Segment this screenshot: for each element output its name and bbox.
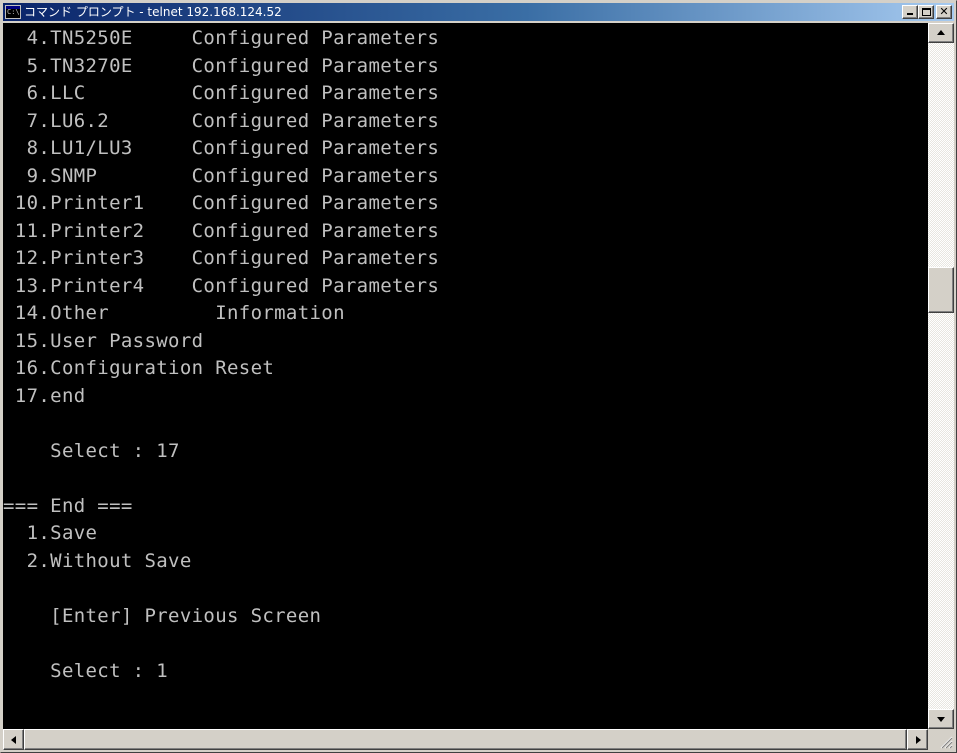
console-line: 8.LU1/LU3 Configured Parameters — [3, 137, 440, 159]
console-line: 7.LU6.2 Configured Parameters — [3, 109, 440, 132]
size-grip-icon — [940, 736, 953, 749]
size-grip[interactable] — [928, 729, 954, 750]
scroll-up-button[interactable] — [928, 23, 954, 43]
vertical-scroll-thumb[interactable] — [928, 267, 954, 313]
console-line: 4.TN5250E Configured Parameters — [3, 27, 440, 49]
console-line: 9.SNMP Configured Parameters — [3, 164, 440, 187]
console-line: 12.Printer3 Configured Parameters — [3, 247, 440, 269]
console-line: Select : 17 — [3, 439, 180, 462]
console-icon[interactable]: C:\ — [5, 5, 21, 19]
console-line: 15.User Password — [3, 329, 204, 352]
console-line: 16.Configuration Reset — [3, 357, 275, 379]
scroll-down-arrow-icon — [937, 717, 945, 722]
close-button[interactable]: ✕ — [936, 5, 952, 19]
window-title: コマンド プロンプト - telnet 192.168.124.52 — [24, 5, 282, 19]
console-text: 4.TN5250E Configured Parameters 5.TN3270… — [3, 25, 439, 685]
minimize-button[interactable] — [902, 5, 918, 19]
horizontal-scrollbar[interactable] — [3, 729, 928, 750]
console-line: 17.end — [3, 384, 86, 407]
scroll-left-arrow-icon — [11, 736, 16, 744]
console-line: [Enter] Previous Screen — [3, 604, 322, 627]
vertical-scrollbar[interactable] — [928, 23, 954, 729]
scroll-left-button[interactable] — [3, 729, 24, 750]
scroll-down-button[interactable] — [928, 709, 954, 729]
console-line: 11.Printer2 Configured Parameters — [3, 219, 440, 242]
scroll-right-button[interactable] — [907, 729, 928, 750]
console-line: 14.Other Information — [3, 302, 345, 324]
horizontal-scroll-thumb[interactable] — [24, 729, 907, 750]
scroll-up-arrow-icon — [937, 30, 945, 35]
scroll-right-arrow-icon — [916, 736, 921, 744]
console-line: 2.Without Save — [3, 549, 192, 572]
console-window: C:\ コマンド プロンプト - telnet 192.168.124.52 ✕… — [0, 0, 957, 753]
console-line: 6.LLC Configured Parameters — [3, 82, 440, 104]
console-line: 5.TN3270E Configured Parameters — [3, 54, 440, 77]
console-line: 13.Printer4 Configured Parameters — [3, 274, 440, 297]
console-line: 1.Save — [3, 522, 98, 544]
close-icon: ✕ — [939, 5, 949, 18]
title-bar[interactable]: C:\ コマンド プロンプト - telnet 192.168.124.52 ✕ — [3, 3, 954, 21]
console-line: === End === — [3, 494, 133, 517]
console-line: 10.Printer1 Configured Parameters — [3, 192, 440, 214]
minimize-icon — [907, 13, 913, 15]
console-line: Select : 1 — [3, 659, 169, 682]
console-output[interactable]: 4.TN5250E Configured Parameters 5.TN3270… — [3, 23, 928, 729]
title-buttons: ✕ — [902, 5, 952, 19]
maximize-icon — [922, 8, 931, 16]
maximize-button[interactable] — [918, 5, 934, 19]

* * *

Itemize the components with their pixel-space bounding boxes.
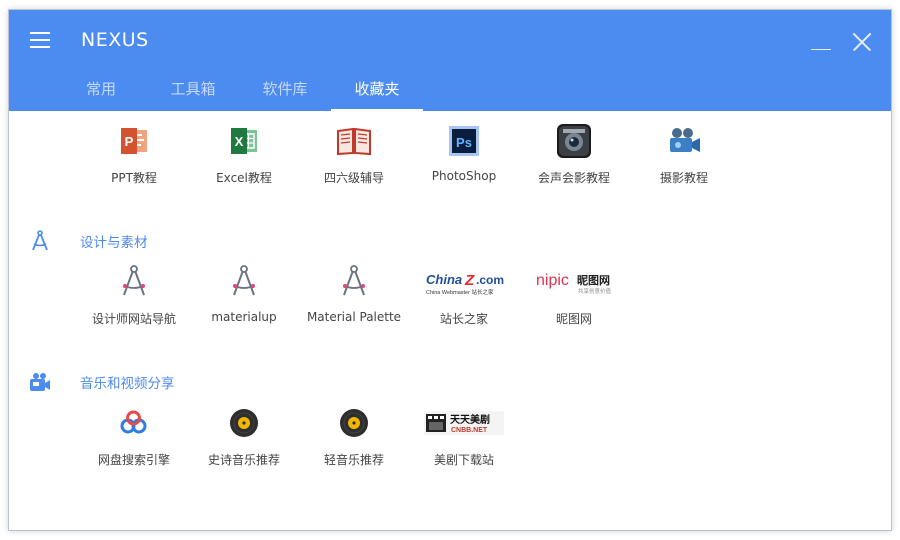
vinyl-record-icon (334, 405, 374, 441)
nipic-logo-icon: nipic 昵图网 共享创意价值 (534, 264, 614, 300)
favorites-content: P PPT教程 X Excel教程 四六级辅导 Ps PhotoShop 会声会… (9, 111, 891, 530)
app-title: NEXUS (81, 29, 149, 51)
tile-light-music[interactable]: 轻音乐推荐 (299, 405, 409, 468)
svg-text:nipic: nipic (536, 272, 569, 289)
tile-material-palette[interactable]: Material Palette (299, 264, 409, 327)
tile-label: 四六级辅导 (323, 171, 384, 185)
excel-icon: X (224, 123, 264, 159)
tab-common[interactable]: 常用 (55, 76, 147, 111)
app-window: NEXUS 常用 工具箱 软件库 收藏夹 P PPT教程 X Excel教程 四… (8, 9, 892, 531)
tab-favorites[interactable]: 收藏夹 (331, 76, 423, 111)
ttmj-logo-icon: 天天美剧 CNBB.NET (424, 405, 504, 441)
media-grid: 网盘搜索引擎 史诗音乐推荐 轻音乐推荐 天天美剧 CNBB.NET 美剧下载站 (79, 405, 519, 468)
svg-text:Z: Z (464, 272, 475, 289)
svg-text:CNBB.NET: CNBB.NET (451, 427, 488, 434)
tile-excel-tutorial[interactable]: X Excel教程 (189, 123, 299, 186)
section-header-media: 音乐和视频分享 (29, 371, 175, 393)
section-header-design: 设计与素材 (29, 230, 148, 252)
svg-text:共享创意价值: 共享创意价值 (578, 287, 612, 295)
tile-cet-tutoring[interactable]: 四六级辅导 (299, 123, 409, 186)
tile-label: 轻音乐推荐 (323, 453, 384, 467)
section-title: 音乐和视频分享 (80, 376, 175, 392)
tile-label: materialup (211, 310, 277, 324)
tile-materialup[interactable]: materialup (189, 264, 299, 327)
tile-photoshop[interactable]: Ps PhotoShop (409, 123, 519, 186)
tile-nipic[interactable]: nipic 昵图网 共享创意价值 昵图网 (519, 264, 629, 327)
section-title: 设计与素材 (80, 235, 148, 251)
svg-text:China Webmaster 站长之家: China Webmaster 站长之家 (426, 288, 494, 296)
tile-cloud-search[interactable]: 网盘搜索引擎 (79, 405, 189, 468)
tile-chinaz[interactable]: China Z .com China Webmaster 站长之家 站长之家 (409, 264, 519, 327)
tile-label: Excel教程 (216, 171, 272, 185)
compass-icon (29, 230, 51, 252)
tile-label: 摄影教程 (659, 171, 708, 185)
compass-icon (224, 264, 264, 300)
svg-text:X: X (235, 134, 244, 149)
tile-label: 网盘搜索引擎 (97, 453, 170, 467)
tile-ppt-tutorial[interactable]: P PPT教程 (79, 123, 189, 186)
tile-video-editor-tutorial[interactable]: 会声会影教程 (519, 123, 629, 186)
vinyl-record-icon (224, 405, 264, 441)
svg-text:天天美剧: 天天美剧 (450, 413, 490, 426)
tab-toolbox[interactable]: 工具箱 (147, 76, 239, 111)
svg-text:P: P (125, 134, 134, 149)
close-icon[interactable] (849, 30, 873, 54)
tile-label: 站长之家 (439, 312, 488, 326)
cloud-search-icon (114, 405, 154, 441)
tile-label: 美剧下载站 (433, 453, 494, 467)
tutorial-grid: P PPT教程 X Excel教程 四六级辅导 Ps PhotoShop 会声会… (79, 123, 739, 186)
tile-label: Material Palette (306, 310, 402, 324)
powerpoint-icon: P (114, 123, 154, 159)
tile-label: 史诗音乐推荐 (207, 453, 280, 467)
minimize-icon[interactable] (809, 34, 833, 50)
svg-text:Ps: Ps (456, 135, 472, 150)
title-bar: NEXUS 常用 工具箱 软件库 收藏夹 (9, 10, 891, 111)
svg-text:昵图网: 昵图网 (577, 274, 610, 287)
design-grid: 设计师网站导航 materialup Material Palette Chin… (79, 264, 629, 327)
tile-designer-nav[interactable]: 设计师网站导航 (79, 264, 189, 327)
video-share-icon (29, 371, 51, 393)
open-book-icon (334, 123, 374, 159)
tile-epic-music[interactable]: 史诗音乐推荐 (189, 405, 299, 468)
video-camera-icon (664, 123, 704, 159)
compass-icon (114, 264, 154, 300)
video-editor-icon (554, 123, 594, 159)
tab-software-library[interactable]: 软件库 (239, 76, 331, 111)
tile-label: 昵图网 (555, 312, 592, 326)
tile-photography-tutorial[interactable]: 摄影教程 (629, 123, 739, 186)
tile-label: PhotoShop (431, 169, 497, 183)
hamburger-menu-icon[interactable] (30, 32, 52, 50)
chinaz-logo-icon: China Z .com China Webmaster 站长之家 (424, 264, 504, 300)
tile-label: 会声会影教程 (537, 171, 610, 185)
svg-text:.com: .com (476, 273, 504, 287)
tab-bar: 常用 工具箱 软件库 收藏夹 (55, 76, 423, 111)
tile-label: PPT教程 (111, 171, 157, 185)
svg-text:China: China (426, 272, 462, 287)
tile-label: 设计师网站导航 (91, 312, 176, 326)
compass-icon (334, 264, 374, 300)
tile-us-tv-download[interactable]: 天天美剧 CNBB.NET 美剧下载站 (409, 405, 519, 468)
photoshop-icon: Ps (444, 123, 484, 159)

§ Request
Put the lines of the records from the one containing "console-line: 8.LU1/LU3 Configured" up to and including the one containing "scroll-up-button[interactable] — [928, 23, 954, 43]" into a JSON list of strings, one string per line. Include only those lines.

§ Solution to this exercise
[
  "console-line: 8.LU1/LU3 Configured Parameters — [3, 137, 440, 159]",
  "console-line: 7.LU6.2 Configured Parameters — [3, 109, 440, 132]",
  "size-grip-icon — [940, 736, 953, 749]",
  "size-grip[interactable] — [928, 729, 954, 750]",
  "scroll-up-button[interactable] — [928, 23, 954, 43]"
]